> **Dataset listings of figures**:
** BEGIN **

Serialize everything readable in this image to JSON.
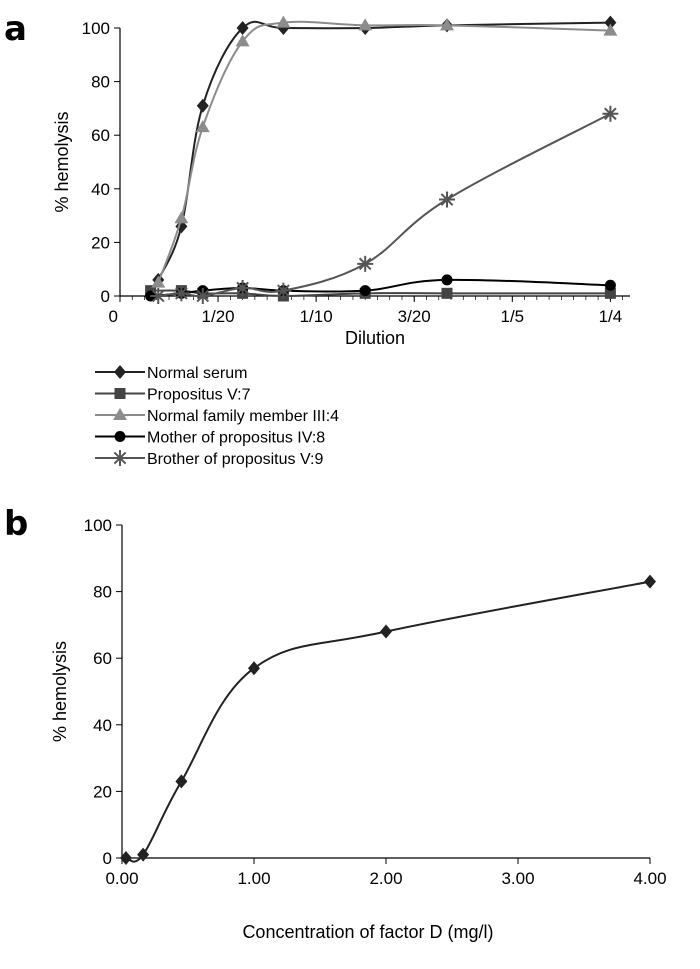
{
  "panel_labels": [
    "a",
    "b"
  ],
  "chart_data": [
    {
      "panel": "a",
      "type": "line",
      "title": "",
      "xlabel": "Dilution",
      "ylabel": "% hemolysis",
      "xlim": [
        0,
        0.26
      ],
      "ylim": [
        0,
        100
      ],
      "x_ticks": [
        {
          "value": 0,
          "label": "0"
        },
        {
          "value": 0.05,
          "label": "1/20"
        },
        {
          "value": 0.1,
          "label": "1/10"
        },
        {
          "value": 0.15,
          "label": "3/20"
        },
        {
          "value": 0.2,
          "label": "1/5"
        },
        {
          "value": 0.25,
          "label": "1/4"
        }
      ],
      "y_ticks": [
        {
          "value": 0,
          "label": "0"
        },
        {
          "value": 20,
          "label": "20"
        },
        {
          "value": 40,
          "label": "40"
        },
        {
          "value": 60,
          "label": "60"
        },
        {
          "value": 80,
          "label": "80"
        },
        {
          "value": 100,
          "label": "100"
        }
      ],
      "legend_position": "bottom",
      "series": [
        {
          "name": "Normal serum",
          "marker": "diamond",
          "color": "#222222",
          "x": [
            0.0195,
            0.0313,
            0.0422,
            0.0625,
            0.0833,
            0.125,
            0.1667,
            0.25
          ],
          "y": [
            6,
            26,
            71,
            100,
            100,
            100,
            101,
            102
          ]
        },
        {
          "name": "Propositus V:7",
          "marker": "square",
          "color": "#444444",
          "x": [
            0.0156,
            0.0313,
            0.0422,
            0.0625,
            0.0833,
            0.125,
            0.1667,
            0.25
          ],
          "y": [
            2,
            2,
            1,
            1,
            0,
            1,
            1,
            1
          ]
        },
        {
          "name": "Normal family member III:4",
          "marker": "triangle",
          "color": "#8c8c8c",
          "x": [
            0.0195,
            0.0313,
            0.0422,
            0.0625,
            0.0833,
            0.125,
            0.1667,
            0.25
          ],
          "y": [
            5,
            29,
            63,
            95,
            102,
            101,
            101,
            99
          ]
        },
        {
          "name": "Mother of propositus IV:8",
          "marker": "circle",
          "color": "#000000",
          "x": [
            0.0156,
            0.0313,
            0.0422,
            0.0625,
            0.0833,
            0.125,
            0.1667,
            0.25
          ],
          "y": [
            0,
            1,
            2,
            3,
            2,
            2,
            6,
            4
          ]
        },
        {
          "name": "Brother of propositus V:9",
          "marker": "star",
          "color": "#555555",
          "x": [
            0.0195,
            0.0313,
            0.0422,
            0.0625,
            0.0833,
            0.125,
            0.1667,
            0.25
          ],
          "y": [
            0,
            1,
            0,
            3,
            2,
            12,
            36,
            68
          ]
        }
      ]
    },
    {
      "panel": "b",
      "type": "line",
      "title": "",
      "xlabel": "Concentration of factor D (mg/l)",
      "ylabel": "% hemolysis",
      "xlim": [
        0,
        4
      ],
      "ylim": [
        0,
        100
      ],
      "x_ticks": [
        {
          "value": 0,
          "label": "0.00"
        },
        {
          "value": 1,
          "label": "1.00"
        },
        {
          "value": 2,
          "label": "2.00"
        },
        {
          "value": 3,
          "label": "3.00"
        },
        {
          "value": 4,
          "label": "4.00"
        }
      ],
      "y_ticks": [
        {
          "value": 0,
          "label": "0"
        },
        {
          "value": 20,
          "label": "20"
        },
        {
          "value": 40,
          "label": "40"
        },
        {
          "value": 60,
          "label": "60"
        },
        {
          "value": 80,
          "label": "80"
        },
        {
          "value": 100,
          "label": "100"
        }
      ],
      "series": [
        {
          "name": "",
          "marker": "diamond",
          "color": "#222222",
          "x": [
            0.03,
            0.16,
            0.45,
            1.0,
            2.0,
            4.0
          ],
          "y": [
            0,
            1,
            23,
            57,
            68,
            83
          ]
        }
      ]
    }
  ]
}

** END **

> **TO BE DONE**: Repeat each entry precisely as it appears. Leave the pictures out.

> **CORRECT RESULT**:
Serialize everything readable in this image to JSON.
{
  "panel_labels": [
    "a",
    "b"
  ],
  "chart_data": [
    {
      "panel": "a",
      "type": "line",
      "title": "",
      "xlabel": "Dilution",
      "ylabel": "% hemolysis",
      "xlim": [
        0,
        0.26
      ],
      "ylim": [
        0,
        100
      ],
      "x_ticks": [
        {
          "value": 0,
          "label": "0"
        },
        {
          "value": 0.05,
          "label": "1/20"
        },
        {
          "value": 0.1,
          "label": "1/10"
        },
        {
          "value": 0.15,
          "label": "3/20"
        },
        {
          "value": 0.2,
          "label": "1/5"
        },
        {
          "value": 0.25,
          "label": "1/4"
        }
      ],
      "y_ticks": [
        {
          "value": 0,
          "label": "0"
        },
        {
          "value": 20,
          "label": "20"
        },
        {
          "value": 40,
          "label": "40"
        },
        {
          "value": 60,
          "label": "60"
        },
        {
          "value": 80,
          "label": "80"
        },
        {
          "value": 100,
          "label": "100"
        }
      ],
      "legend_position": "bottom",
      "series": [
        {
          "name": "Normal serum",
          "marker": "diamond",
          "color": "#222222",
          "x": [
            0.0195,
            0.0313,
            0.0422,
            0.0625,
            0.0833,
            0.125,
            0.1667,
            0.25
          ],
          "y": [
            6,
            26,
            71,
            100,
            100,
            100,
            101,
            102
          ]
        },
        {
          "name": "Propositus V:7",
          "marker": "square",
          "color": "#444444",
          "x": [
            0.0156,
            0.0313,
            0.0422,
            0.0625,
            0.0833,
            0.125,
            0.1667,
            0.25
          ],
          "y": [
            2,
            2,
            1,
            1,
            0,
            1,
            1,
            1
          ]
        },
        {
          "name": "Normal family member III:4",
          "marker": "triangle",
          "color": "#8c8c8c",
          "x": [
            0.0195,
            0.0313,
            0.0422,
            0.0625,
            0.0833,
            0.125,
            0.1667,
            0.25
          ],
          "y": [
            5,
            29,
            63,
            95,
            102,
            101,
            101,
            99
          ]
        },
        {
          "name": "Mother of propositus IV:8",
          "marker": "circle",
          "color": "#000000",
          "x": [
            0.0156,
            0.0313,
            0.0422,
            0.0625,
            0.0833,
            0.125,
            0.1667,
            0.25
          ],
          "y": [
            0,
            1,
            2,
            3,
            2,
            2,
            6,
            4
          ]
        },
        {
          "name": "Brother of propositus V:9",
          "marker": "star",
          "color": "#555555",
          "x": [
            0.0195,
            0.0313,
            0.0422,
            0.0625,
            0.0833,
            0.125,
            0.1667,
            0.25
          ],
          "y": [
            0,
            1,
            0,
            3,
            2,
            12,
            36,
            68
          ]
        }
      ]
    },
    {
      "panel": "b",
      "type": "line",
      "title": "",
      "xlabel": "Concentration of factor D (mg/l)",
      "ylabel": "% hemolysis",
      "xlim": [
        0,
        4
      ],
      "ylim": [
        0,
        100
      ],
      "x_ticks": [
        {
          "value": 0,
          "label": "0.00"
        },
        {
          "value": 1,
          "label": "1.00"
        },
        {
          "value": 2,
          "label": "2.00"
        },
        {
          "value": 3,
          "label": "3.00"
        },
        {
          "value": 4,
          "label": "4.00"
        }
      ],
      "y_ticks": [
        {
          "value": 0,
          "label": "0"
        },
        {
          "value": 20,
          "label": "20"
        },
        {
          "value": 40,
          "label": "40"
        },
        {
          "value": 60,
          "label": "60"
        },
        {
          "value": 80,
          "label": "80"
        },
        {
          "value": 100,
          "label": "100"
        }
      ],
      "series": [
        {
          "name": "",
          "marker": "diamond",
          "color": "#222222",
          "x": [
            0.03,
            0.16,
            0.45,
            1.0,
            2.0,
            4.0
          ],
          "y": [
            0,
            1,
            23,
            57,
            68,
            83
          ]
        }
      ]
    }
  ]
}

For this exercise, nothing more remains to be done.